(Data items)

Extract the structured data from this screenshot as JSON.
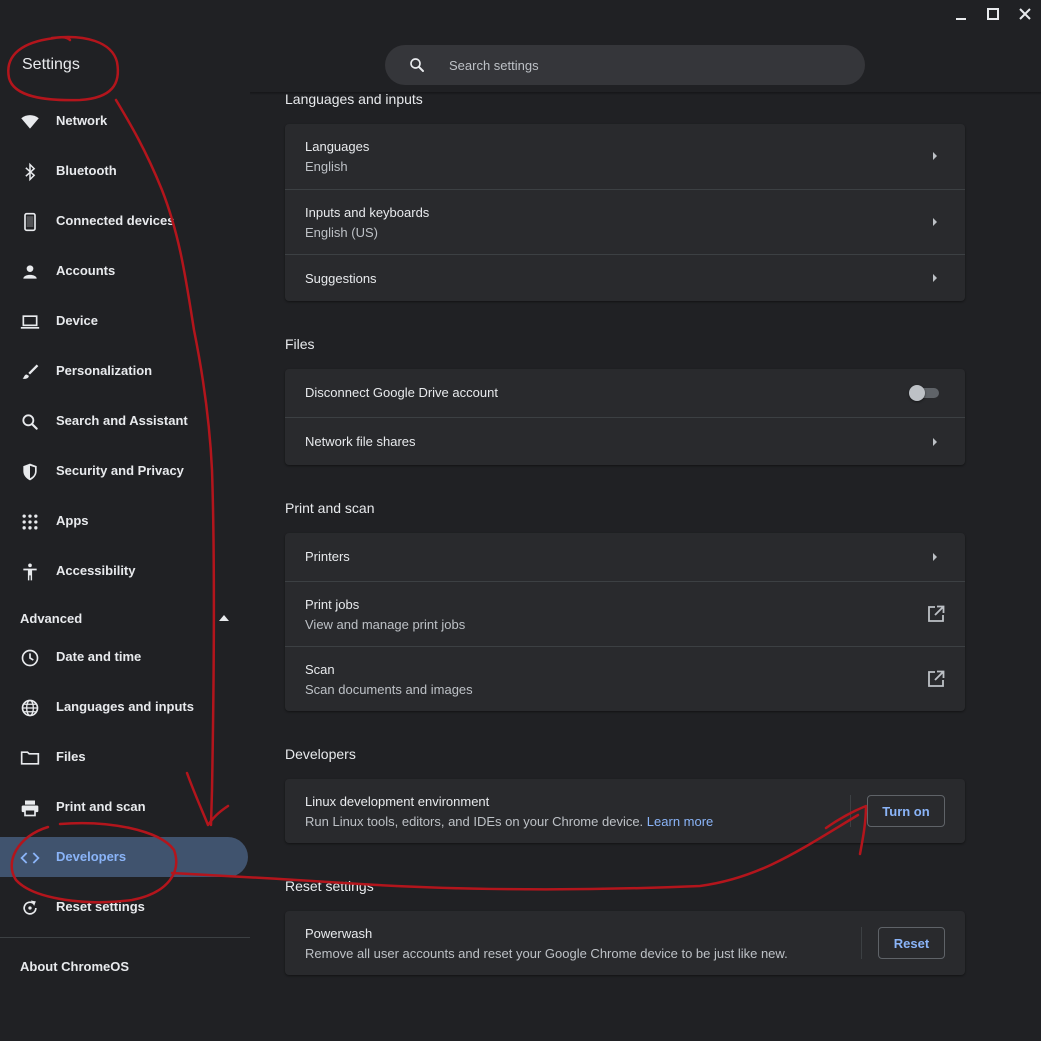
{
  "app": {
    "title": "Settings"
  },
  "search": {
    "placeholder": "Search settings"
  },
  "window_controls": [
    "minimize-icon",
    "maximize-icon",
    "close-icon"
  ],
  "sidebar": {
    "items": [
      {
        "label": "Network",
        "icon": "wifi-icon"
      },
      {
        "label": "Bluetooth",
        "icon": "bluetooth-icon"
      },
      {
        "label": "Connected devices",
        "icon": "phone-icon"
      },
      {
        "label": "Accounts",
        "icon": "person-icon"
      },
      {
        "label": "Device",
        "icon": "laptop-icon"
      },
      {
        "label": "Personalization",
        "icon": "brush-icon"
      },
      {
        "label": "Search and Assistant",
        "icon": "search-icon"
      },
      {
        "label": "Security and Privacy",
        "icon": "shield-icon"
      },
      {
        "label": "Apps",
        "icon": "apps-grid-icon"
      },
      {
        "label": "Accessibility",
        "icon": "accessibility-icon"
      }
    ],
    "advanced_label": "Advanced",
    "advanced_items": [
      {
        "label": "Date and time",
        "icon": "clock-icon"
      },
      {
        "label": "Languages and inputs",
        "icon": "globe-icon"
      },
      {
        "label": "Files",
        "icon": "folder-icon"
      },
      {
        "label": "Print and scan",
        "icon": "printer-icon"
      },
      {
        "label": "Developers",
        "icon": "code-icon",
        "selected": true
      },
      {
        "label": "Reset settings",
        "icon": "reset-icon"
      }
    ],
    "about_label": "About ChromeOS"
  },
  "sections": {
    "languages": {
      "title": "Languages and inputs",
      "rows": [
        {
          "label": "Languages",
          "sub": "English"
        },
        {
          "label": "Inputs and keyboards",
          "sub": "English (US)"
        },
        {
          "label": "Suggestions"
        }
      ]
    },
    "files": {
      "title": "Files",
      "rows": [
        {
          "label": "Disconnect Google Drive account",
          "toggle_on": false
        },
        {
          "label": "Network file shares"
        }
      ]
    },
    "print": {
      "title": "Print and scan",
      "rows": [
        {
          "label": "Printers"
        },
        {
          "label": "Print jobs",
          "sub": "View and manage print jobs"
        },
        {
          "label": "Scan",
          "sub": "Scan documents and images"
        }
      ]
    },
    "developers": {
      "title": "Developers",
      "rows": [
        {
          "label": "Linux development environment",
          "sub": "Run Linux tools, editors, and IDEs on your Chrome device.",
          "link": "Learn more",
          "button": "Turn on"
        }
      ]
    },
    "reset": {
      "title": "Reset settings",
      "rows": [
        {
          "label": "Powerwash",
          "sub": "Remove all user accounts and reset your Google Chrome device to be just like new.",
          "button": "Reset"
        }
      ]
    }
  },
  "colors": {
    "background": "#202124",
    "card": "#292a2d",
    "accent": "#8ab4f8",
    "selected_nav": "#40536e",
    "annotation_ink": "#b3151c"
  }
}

==

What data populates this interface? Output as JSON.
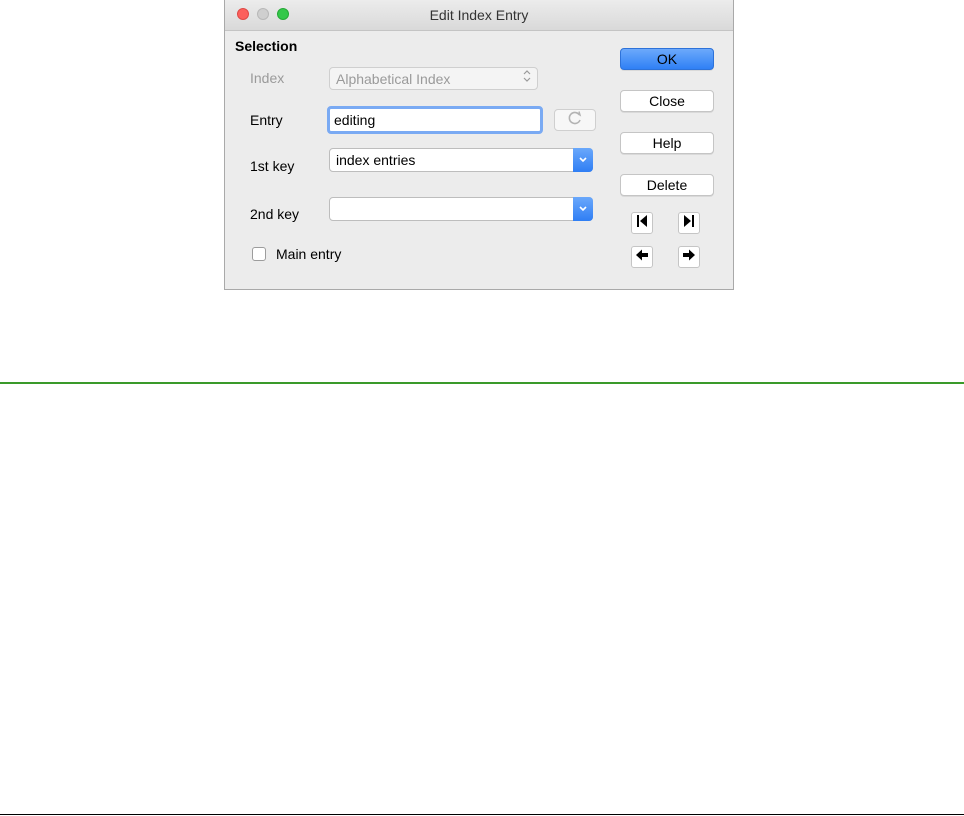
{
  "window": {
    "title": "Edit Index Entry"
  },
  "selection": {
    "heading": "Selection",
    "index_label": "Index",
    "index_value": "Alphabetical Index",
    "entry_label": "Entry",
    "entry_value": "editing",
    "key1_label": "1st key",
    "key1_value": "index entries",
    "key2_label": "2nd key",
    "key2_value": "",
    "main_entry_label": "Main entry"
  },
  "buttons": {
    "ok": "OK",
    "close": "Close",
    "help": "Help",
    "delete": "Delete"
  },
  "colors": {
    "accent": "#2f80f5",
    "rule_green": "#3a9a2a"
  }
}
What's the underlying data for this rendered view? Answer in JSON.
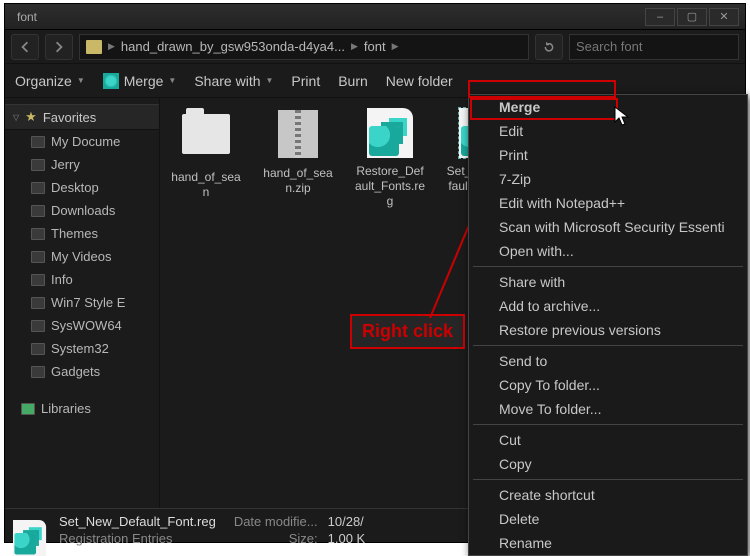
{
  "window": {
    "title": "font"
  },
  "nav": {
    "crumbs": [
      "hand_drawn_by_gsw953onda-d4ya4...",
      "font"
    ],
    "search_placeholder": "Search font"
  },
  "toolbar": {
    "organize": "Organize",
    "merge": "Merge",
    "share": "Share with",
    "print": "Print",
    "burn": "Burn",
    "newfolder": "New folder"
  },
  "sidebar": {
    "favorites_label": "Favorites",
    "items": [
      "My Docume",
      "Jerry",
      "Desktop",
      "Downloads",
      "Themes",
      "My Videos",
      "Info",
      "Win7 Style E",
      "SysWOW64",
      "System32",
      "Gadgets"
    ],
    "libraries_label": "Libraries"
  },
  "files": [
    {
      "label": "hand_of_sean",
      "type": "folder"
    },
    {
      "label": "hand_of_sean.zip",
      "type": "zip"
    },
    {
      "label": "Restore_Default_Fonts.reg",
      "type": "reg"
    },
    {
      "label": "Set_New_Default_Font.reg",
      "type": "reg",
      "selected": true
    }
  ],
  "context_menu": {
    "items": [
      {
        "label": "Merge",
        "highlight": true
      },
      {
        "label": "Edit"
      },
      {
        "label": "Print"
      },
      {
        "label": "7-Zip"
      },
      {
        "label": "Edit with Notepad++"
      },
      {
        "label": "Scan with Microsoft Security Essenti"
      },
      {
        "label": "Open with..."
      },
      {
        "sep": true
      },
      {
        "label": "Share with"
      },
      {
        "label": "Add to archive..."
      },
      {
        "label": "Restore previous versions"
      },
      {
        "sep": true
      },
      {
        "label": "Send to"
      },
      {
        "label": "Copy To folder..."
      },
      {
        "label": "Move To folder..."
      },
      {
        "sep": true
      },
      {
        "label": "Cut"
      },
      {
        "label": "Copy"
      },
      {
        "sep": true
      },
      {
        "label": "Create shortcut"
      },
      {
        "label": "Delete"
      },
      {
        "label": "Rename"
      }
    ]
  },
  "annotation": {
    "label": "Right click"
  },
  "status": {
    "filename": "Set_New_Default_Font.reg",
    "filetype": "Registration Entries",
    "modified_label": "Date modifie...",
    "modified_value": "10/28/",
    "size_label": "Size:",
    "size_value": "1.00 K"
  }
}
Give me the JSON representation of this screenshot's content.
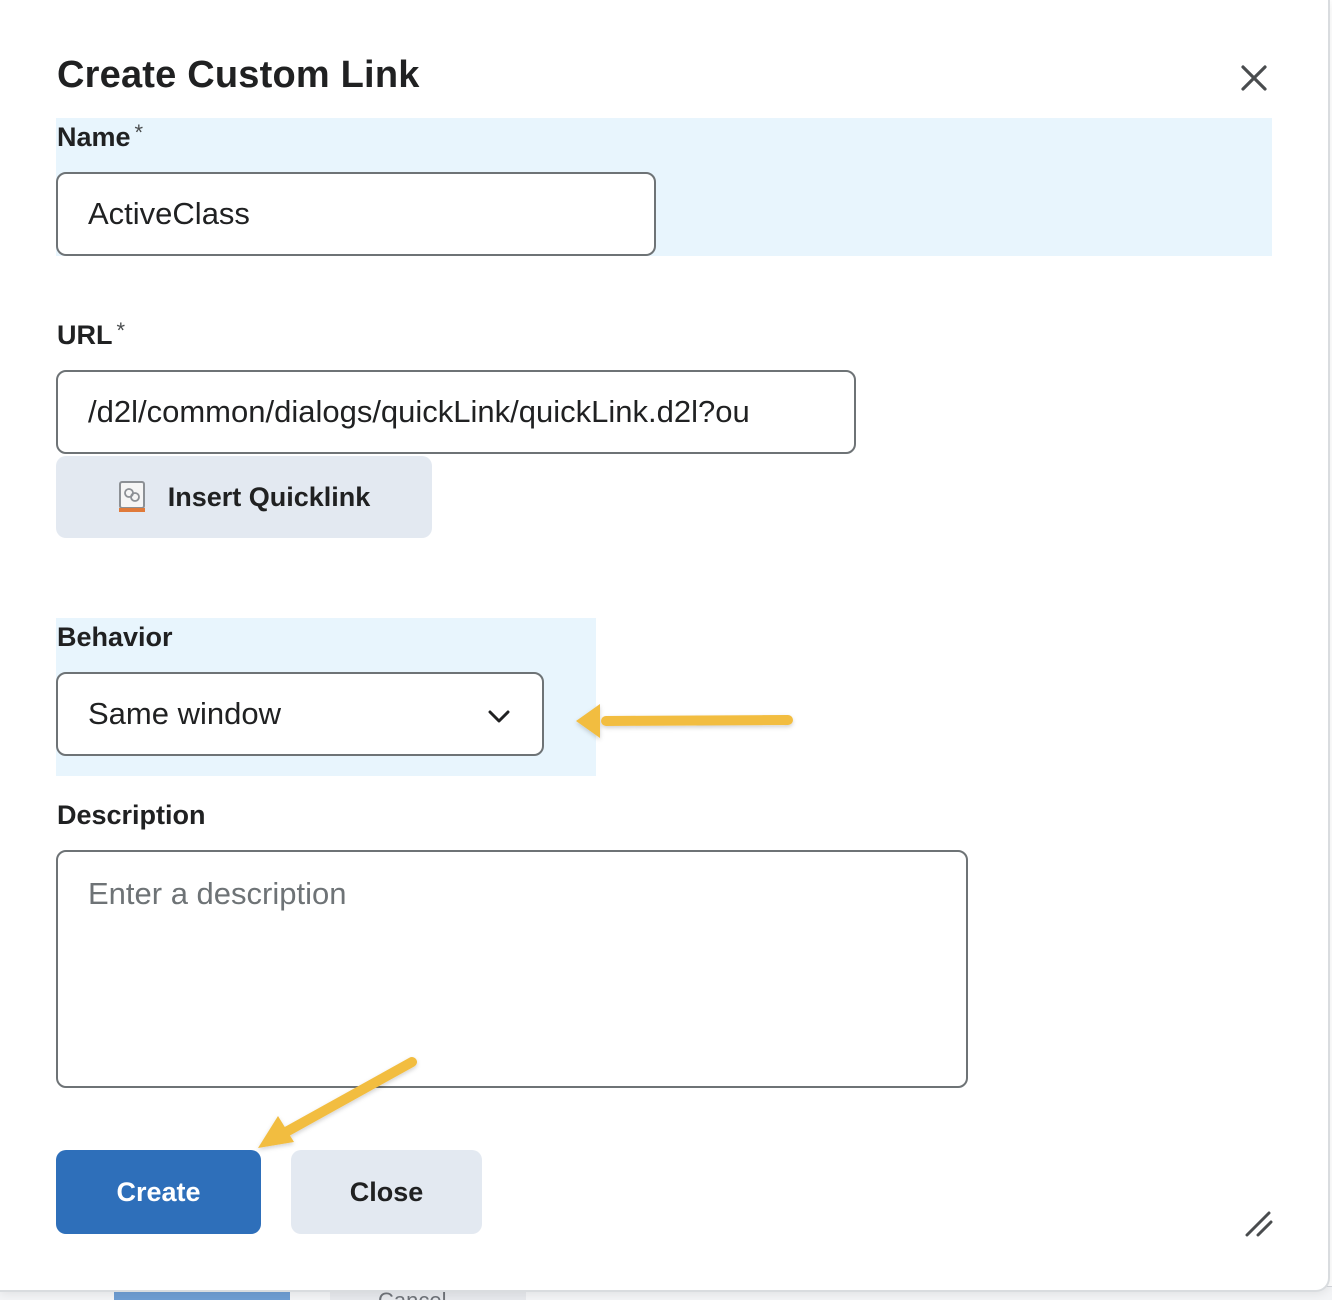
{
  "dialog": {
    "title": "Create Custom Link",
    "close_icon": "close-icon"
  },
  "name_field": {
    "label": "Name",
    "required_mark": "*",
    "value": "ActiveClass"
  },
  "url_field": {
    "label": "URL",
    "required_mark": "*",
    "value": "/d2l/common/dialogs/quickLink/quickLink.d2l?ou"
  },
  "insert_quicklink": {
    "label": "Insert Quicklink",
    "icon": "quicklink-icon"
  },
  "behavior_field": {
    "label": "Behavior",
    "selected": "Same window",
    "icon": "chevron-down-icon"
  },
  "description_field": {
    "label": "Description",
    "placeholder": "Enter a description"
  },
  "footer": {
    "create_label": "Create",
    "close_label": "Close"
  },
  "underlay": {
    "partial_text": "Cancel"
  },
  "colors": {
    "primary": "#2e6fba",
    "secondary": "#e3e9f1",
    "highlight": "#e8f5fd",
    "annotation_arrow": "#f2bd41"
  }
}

--

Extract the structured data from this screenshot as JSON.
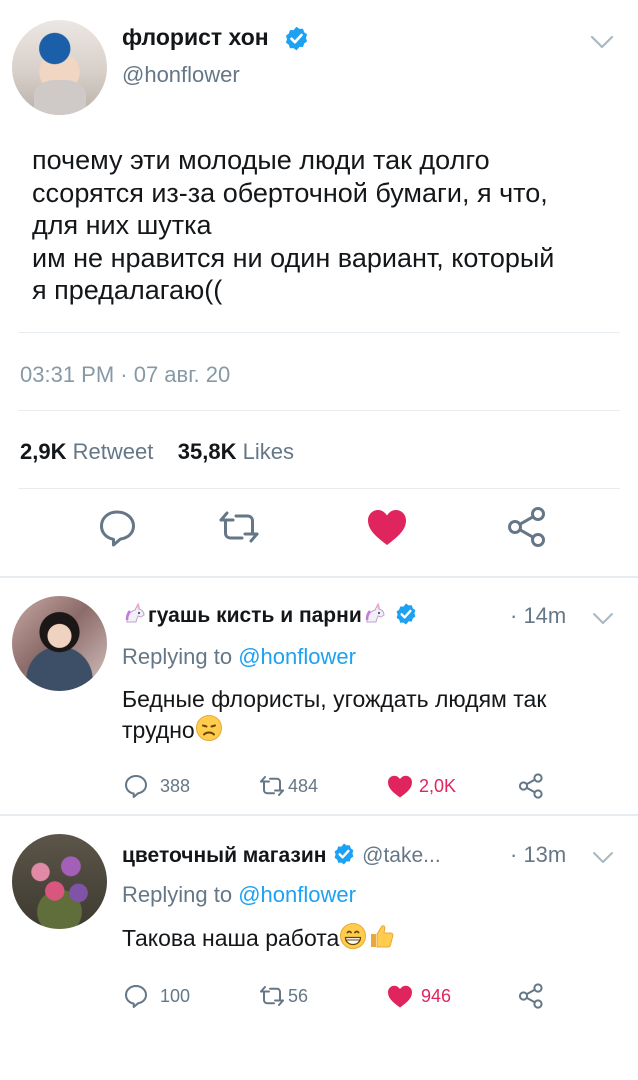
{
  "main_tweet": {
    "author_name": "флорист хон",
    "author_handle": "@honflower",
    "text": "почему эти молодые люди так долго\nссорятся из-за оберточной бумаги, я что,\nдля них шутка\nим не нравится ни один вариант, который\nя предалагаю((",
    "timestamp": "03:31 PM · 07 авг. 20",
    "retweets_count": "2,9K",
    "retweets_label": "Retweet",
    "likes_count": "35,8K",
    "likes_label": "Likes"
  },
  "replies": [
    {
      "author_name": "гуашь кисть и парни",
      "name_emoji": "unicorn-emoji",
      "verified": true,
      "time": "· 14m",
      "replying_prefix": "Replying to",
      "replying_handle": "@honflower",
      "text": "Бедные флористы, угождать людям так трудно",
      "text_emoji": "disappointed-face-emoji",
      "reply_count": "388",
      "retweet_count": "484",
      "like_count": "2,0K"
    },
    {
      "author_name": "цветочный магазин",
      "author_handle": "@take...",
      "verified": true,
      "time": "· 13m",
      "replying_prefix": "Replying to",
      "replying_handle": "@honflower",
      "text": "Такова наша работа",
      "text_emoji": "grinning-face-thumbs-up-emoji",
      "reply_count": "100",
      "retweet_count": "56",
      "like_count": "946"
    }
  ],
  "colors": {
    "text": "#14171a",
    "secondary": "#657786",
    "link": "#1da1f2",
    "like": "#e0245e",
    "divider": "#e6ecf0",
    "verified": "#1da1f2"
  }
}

§ What needs to be done: Among the lines of the data, identify those with the word "Create". Copy each of them.

§ Answer to this problem:
        "label": "Create shortcut"
    "title": "Create Custom Link",
    "create_label": "Create",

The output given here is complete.